Identify and pull out each line of the entries in which "JSON" occurs.

— START OF Data provided —

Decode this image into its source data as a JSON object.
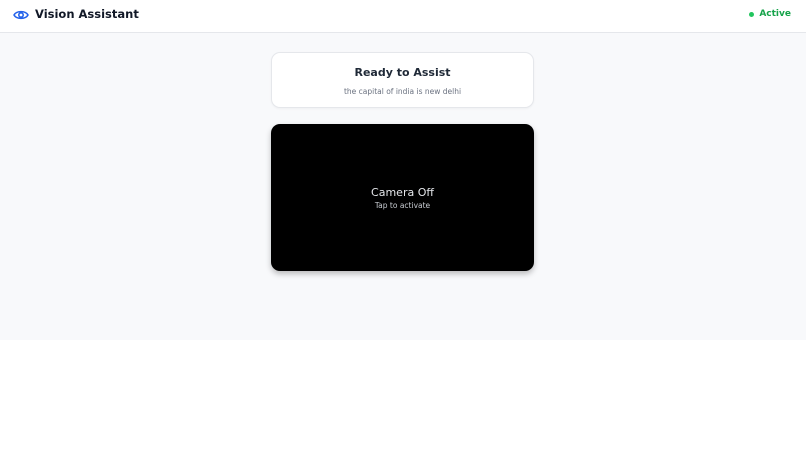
{
  "header": {
    "title": "Vision Assistant",
    "logo_icon": "eye-icon",
    "status": {
      "label": "Active",
      "color": "#16a34a"
    }
  },
  "status_card": {
    "title": "Ready to Assist",
    "message": "the capital of india is new delhi"
  },
  "camera": {
    "title": "Camera Off",
    "hint": "Tap to activate",
    "background": "#000000"
  },
  "colors": {
    "accent": "#2563eb",
    "active": "#22c55e",
    "page_background": "#f8f9fb"
  }
}
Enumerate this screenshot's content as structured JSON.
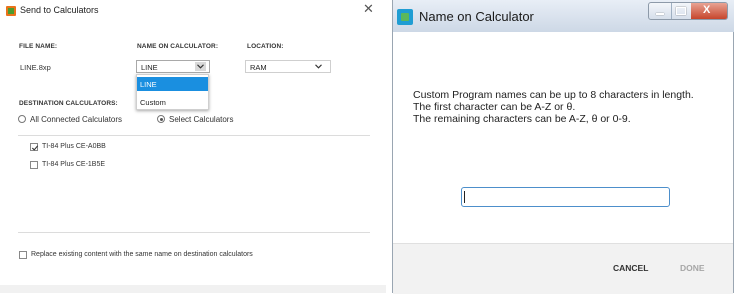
{
  "send_dialog": {
    "title": "Send to Calculators",
    "icons": {
      "app": "app-icon",
      "close": "close-icon"
    },
    "headers": {
      "file_name": "FILE NAME:",
      "name_on_calculator": "NAME ON CALCULATOR:",
      "location": "LOCATION:"
    },
    "file_name_value": "LINE.8xp",
    "name_select": {
      "selected": "LINE",
      "options": [
        "LINE",
        "Custom"
      ]
    },
    "location_select": {
      "selected": "RAM"
    },
    "destination": {
      "header": "DESTINATION CALCULATORS:",
      "all_label": "All Connected Calculators",
      "select_label": "Select Calculators",
      "calculators": [
        {
          "name": "TI-84 Plus CE-A0BB",
          "checked": true
        },
        {
          "name": "TI-84 Plus CE-1B5E",
          "checked": false
        }
      ]
    },
    "replace_label": "Replace existing content with the same name on destination calculators",
    "accent": "#1a8fe0"
  },
  "name_dialog": {
    "title": "Name on Calculator",
    "message_lines": [
      "Custom Program names can be up to 8 characters in length.",
      "The first character can be A-Z or θ.",
      "The remaining characters can be A-Z, θ or 0-9."
    ],
    "input_value": "",
    "cancel_label": "CANCEL",
    "done_label": "DONE",
    "icons": {
      "app": "app-icon",
      "minimize": "minimize-icon",
      "maximize": "maximize-icon",
      "close": "close-icon"
    }
  }
}
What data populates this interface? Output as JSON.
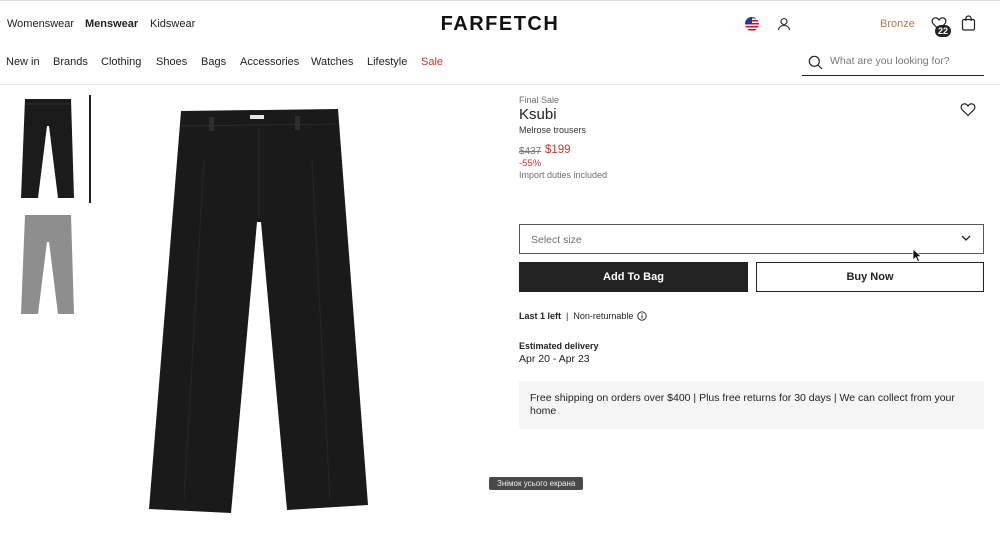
{
  "header": {
    "departments": [
      {
        "label": "Womenswear",
        "active": false
      },
      {
        "label": "Menswear",
        "active": true
      },
      {
        "label": "Kidswear",
        "active": false
      }
    ],
    "logo": "FARFETCH",
    "account_tier": "Bronze",
    "wishlist_count": "22",
    "icons": [
      "us-flag-icon",
      "user-icon",
      "wishlist-heart-icon",
      "bag-icon"
    ]
  },
  "nav": {
    "items": [
      "New in",
      "Brands",
      "Clothing",
      "Shoes",
      "Bags",
      "Accessories",
      "Watches",
      "Lifestyle",
      "Sale"
    ],
    "search_placeholder": "What are you looking for?"
  },
  "product": {
    "tag": "Final Sale",
    "brand": "Ksubi",
    "name": "Melrose trousers",
    "original_price": "$437",
    "sale_price": "$199",
    "discount": "-55%",
    "duties_note": "Import duties included",
    "size_placeholder": "Select size",
    "add_to_bag": "Add To Bag",
    "buy_now": "Buy Now",
    "stock": "Last 1 left",
    "returns": "Non-returnable",
    "delivery_label": "Estimated delivery",
    "delivery_dates": "Apr 20 - Apr 23",
    "shipping_info": "Free shipping on orders over $400 | Plus free returns for 30 days | We can collect from your home"
  },
  "overlay": {
    "screenshot_tooltip": "Знімок усього екрана"
  },
  "colors": {
    "sale_red": "#d0372a",
    "bronze": "#b07a4f",
    "primary_button": "#222222"
  }
}
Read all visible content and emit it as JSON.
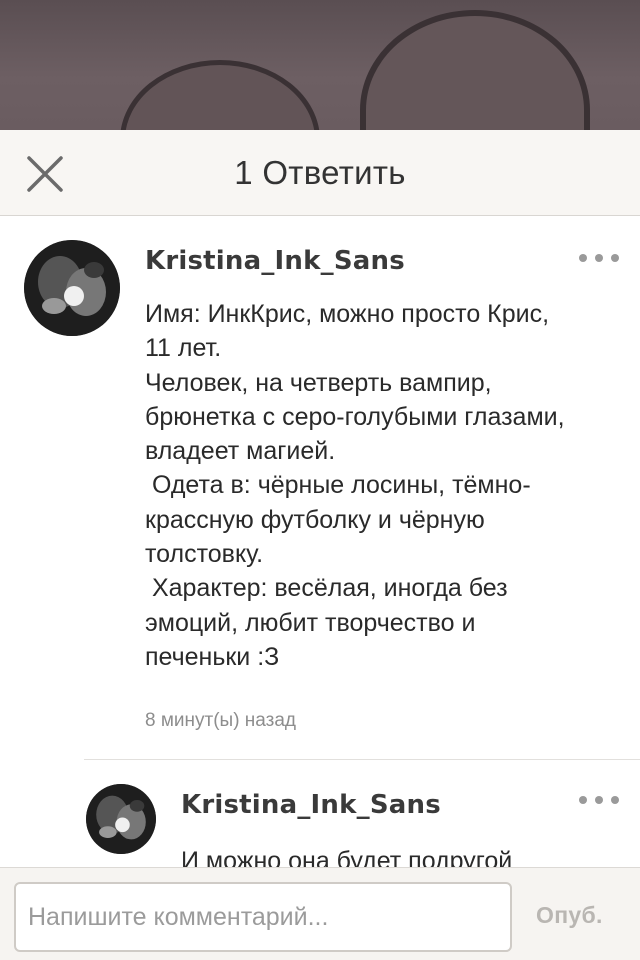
{
  "sheet": {
    "title": "1 Ответить",
    "close_icon": "close-x-icon"
  },
  "comments": [
    {
      "username": "Kristina_Ink_Sans",
      "body": "Имя: ИнкКрис, можно просто Крис,\n11 лет.\nЧеловек, на четверть вампир,\nбрюнетка с серо-голубыми глазами,\nвладеет магией.\n Одета в: чёрные лосины, тёмно-\nкрассную футболку и чёрную\nтолстовку.\n Характер: весёлая, иногда без\nэмоций, любит творчество и\nпеченьки :З",
      "timestamp": "8 минут(ы) назад",
      "more_icon": "more-dots-icon"
    },
    {
      "username": "Kristina_Ink_Sans",
      "body": "И можно она будет подругой",
      "more_icon": "more-dots-icon"
    }
  ],
  "composer": {
    "placeholder": "Напишите комментарий...",
    "value": "",
    "publish_label": "Опуб."
  },
  "colors": {
    "header_bg": "#f8f6f3",
    "text": "#2a2a2a",
    "muted": "#8d8d8d",
    "publish_disabled": "#b9b6b2"
  }
}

— END OF Data provided —

= The answer =
Decode this image into its source data as a JSON object.
Enumerate this screenshot's content as structured JSON.
What data populates this interface? Output as JSON.
Read all visible content and emit it as JSON.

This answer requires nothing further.